Scan the entries below for the word "this". Copy each line that has it.

--- Start of Data for the task ---

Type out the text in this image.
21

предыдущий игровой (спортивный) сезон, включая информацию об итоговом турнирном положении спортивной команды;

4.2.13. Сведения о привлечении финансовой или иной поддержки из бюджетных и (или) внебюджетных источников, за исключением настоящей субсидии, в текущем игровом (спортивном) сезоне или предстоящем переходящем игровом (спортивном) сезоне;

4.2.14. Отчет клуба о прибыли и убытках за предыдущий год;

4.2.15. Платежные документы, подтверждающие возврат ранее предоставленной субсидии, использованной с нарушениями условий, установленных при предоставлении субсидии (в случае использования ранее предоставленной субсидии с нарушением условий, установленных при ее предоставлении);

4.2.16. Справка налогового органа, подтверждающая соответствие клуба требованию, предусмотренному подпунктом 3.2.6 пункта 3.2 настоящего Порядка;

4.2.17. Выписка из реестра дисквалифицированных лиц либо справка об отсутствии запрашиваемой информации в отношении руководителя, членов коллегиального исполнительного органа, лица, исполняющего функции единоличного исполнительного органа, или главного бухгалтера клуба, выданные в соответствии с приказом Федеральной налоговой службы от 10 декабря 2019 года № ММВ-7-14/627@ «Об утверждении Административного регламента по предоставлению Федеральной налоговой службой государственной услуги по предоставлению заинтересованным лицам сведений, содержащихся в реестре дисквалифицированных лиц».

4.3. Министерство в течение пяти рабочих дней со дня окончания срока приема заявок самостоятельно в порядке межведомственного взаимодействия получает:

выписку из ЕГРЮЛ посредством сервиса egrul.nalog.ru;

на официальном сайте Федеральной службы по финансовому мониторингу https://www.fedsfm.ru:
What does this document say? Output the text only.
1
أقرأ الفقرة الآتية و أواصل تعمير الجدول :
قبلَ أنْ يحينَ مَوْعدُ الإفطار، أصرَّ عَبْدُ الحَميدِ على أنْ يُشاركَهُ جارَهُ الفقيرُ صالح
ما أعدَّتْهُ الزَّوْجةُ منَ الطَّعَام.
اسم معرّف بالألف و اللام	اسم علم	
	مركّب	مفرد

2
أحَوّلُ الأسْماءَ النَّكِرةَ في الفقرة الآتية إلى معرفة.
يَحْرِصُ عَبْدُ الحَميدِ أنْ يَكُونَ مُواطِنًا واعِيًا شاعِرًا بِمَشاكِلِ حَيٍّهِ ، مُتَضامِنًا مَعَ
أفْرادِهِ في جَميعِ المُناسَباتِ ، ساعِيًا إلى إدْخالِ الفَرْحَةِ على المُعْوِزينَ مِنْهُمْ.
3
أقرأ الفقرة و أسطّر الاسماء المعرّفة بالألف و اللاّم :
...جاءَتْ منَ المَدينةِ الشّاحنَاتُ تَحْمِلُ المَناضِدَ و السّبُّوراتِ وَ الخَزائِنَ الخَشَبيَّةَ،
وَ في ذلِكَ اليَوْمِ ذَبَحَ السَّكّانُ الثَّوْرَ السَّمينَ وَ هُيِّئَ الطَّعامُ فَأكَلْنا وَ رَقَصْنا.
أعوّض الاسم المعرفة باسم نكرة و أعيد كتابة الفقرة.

--- End of Data for the task ---

(Task solution):
Type out the text in this image.
What does this document say? Output the text only.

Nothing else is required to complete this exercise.